__What is required__
Exact reproduction of the data is required, with images excluded.

__Input material__
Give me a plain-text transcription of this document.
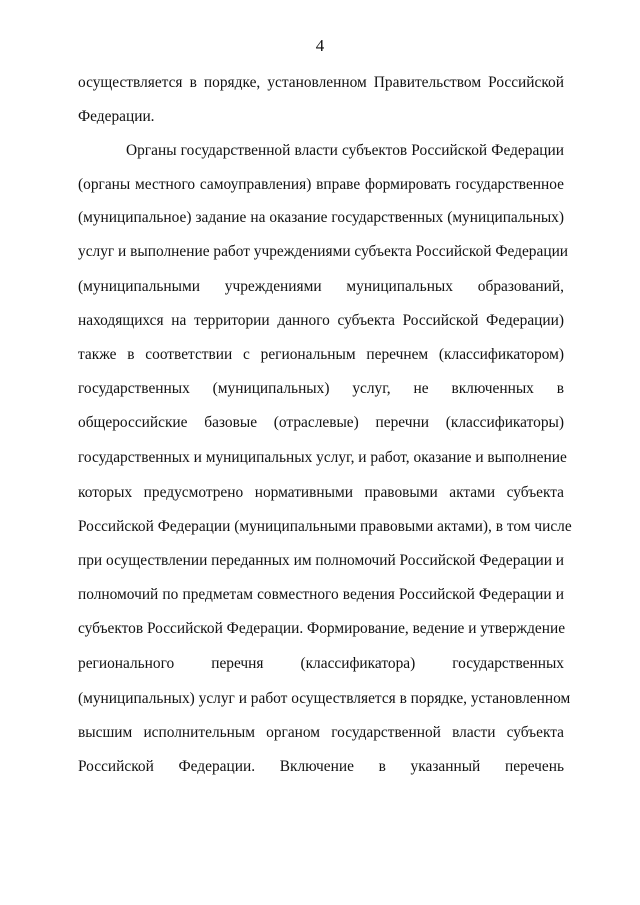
4
осуществляется в порядке, установленном Правительством Российской
Федерации.
Органы государственной власти субъектов Российской Федерации
(органы местного самоуправления) вправе формировать государственное
(муниципальное) задание на оказание государственных (муниципальных)
услуг и выполнение работ учреждениями субъекта Российской Федерации
(муниципальными учреждениями муниципальных образований,
находящихся на территории данного субъекта Российской Федерации)
также в соответствии с региональным перечнем (классификатором)
государственных (муниципальных) услуг, не включенных в
общероссийские базовые (отраслевые) перечни (классификаторы)
государственных и муниципальных услуг, и работ, оказание и выполнение
которых предусмотрено нормативными правовыми актами субъекта
Российской Федерации (муниципальными правовыми актами), в том числе
при осуществлении переданных им полномочий Российской Федерации и
полномочий по предметам совместного ведения Российской Федерации и
субъектов Российской Федерации. Формирование, ведение и утверждение
регионального перечня (классификатора) государственных
(муниципальных) услуг и работ осуществляется в порядке, установленном
высшим исполнительным органом государственной власти субъекта
Российской Федерации. Включение в указанный перечень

__Final answer__
Give me a plain-text transcription of this document.
4
осуществляется в порядке, установленном Правительством Российской
Федерации.
Органы государственной власти субъектов Российской Федерации
(органы местного самоуправления) вправе формировать государственное
(муниципальное) задание на оказание государственных (муниципальных)
услуг и выполнение работ учреждениями субъекта Российской Федерации
(муниципальными учреждениями муниципальных образований,
находящихся на территории данного субъекта Российской Федерации)
также в соответствии с региональным перечнем (классификатором)
государственных (муниципальных) услуг, не включенных в
общероссийские базовые (отраслевые) перечни (классификаторы)
государственных и муниципальных услуг, и работ, оказание и выполнение
которых предусмотрено нормативными правовыми актами субъекта
Российской Федерации (муниципальными правовыми актами), в том числе
при осуществлении переданных им полномочий Российской Федерации и
полномочий по предметам совместного ведения Российской Федерации и
субъектов Российской Федерации. Формирование, ведение и утверждение
регионального перечня (классификатора) государственных
(муниципальных) услуг и работ осуществляется в порядке, установленном
высшим исполнительным органом государственной власти субъекта
Российской Федерации. Включение в указанный перечень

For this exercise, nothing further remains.